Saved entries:
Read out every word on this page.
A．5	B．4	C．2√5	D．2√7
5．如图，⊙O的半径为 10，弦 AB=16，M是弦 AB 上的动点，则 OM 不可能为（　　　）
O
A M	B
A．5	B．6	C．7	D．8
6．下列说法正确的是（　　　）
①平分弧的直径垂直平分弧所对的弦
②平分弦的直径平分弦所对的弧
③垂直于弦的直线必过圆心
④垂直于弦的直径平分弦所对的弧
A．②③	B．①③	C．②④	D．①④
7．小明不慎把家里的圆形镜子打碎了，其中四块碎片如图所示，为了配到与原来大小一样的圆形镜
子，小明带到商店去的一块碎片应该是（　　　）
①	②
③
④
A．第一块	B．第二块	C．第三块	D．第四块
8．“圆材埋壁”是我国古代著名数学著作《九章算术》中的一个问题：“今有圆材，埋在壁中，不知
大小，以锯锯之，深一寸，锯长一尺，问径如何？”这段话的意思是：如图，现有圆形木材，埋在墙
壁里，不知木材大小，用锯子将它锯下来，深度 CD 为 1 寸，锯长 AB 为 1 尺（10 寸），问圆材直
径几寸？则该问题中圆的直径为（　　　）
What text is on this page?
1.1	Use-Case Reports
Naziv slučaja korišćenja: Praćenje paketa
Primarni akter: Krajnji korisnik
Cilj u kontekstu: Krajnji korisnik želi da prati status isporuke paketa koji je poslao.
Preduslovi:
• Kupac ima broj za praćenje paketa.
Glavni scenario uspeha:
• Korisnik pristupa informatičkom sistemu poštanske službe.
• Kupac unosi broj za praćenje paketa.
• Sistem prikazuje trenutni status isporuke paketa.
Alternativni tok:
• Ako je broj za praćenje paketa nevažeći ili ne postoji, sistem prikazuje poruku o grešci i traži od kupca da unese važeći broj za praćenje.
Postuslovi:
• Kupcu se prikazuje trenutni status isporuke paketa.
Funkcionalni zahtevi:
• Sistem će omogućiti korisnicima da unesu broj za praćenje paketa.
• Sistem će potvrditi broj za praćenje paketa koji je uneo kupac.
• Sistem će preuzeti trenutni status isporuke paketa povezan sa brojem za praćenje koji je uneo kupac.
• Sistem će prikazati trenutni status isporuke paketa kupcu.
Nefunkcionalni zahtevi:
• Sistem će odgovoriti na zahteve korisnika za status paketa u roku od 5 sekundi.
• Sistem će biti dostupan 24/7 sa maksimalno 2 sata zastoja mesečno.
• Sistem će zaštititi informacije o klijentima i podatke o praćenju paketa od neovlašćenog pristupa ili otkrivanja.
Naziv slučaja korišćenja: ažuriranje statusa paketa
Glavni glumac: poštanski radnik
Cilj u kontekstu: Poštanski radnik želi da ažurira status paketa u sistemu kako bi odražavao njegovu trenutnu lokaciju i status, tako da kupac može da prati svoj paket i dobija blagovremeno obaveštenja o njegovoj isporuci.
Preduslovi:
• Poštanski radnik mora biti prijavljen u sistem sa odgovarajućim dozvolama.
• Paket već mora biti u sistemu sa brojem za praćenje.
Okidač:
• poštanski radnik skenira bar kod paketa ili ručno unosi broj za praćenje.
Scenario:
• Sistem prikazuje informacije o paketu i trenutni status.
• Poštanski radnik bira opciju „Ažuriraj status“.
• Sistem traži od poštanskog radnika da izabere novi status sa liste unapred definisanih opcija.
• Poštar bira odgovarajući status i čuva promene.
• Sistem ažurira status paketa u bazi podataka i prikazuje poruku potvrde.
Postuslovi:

* [What you have to do] Print all of the entries again, exactly as written.

* [Reply]
Read out every word on this page.
A．5	B．4	C．2√5	D．2√7
5．如图，⊙O的半径为 10，弦 AB=16，M是弦 AB 上的动点，则 OM 不可能为（　　　）
O
A M	B
A．5	B．6	C．7	D．8
6．下列说法正确的是（　　　）
①平分弧的直径垂直平分弧所对的弦
②平分弦的直径平分弦所对的弧
③垂直于弦的直线必过圆心
④垂直于弦的直径平分弦所对的弧
A．②③	B．①③	C．②④	D．①④
7．小明不慎把家里的圆形镜子打碎了，其中四块碎片如图所示，为了配到与原来大小一样的圆形镜
子，小明带到商店去的一块碎片应该是（　　　）
①	②
③
④
A．第一块	B．第二块	C．第三块	D．第四块
8．“圆材埋壁”是我国古代著名数学著作《九章算术》中的一个问题：“今有圆材，埋在壁中，不知
大小，以锯锯之，深一寸，锯长一尺，问径如何？”这段话的意思是：如图，现有圆形木材，埋在墙
壁里，不知木材大小，用锯子将它锯下来，深度 CD 为 1 寸，锯长 AB 为 1 尺（10 寸），问圆材直
径几寸？则该问题中圆的直径为（　　　）
What text is on this page?
1.1	Use-Case Reports
Naziv slučaja korišćenja: Praćenje paketa
Primarni akter: Krajnji korisnik
Cilj u kontekstu: Krajnji korisnik želi da prati status isporuke paketa koji je poslao.
Preduslovi:
• Kupac ima broj za praćenje paketa.
Glavni scenario uspeha:
• Korisnik pristupa informatičkom sistemu poštanske službe.
• Kupac unosi broj za praćenje paketa.
• Sistem prikazuje trenutni status isporuke paketa.
Alternativni tok:
• Ako je broj za praćenje paketa nevažeći ili ne postoji, sistem prikazuje poruku o grešci i traži od kupca da unese važeći broj za praćenje.
Postuslovi:
• Kupcu se prikazuje trenutni status isporuke paketa.
Funkcionalni zahtevi:
• Sistem će omogućiti korisnicima da unesu broj za praćenje paketa.
• Sistem će potvrditi broj za praćenje paketa koji je uneo kupac.
• Sistem će preuzeti trenutni status isporuke paketa povezan sa brojem za praćenje koji je uneo kupac.
• Sistem će prikazati trenutni status isporuke paketa kupcu.
Nefunkcionalni zahtevi:
• Sistem će odgovoriti na zahteve korisnika za status paketa u roku od 5 sekundi.
• Sistem će biti dostupan 24/7 sa maksimalno 2 sata zastoja mesečno.
• Sistem će zaštititi informacije o klijentima i podatke o praćenju paketa od neovlašćenog pristupa ili otkrivanja.
Naziv slučaja korišćenja: ažuriranje statusa paketa
Glavni glumac: poštanski radnik
Cilj u kontekstu: Poštanski radnik želi da ažurira status paketa u sistemu kako bi odražavao njegovu trenutnu lokaciju i status, tako da kupac može da prati svoj paket i dobija blagovremeno obaveštenja o njegovoj isporuci.
Preduslovi:
• Poštanski radnik mora biti prijavljen u sistem sa odgovarajućim dozvolama.
• Paket već mora biti u sistemu sa brojem za praćenje.
Okidač:
• poštanski radnik skenira bar kod paketa ili ručno unosi broj za praćenje.
Scenario:
• Sistem prikazuje informacije o paketu i trenutni status.
• Poštanski radnik bira opciju „Ažuriraj status“.
• Sistem traži od poštanskog radnika da izabere novi status sa liste unapred definisanih opcija.
• Poštar bira odgovarajući status i čuva promene.
• Sistem ažurira status paketa u bazi podataka i prikazuje poruku potvrde.
Postuslovi:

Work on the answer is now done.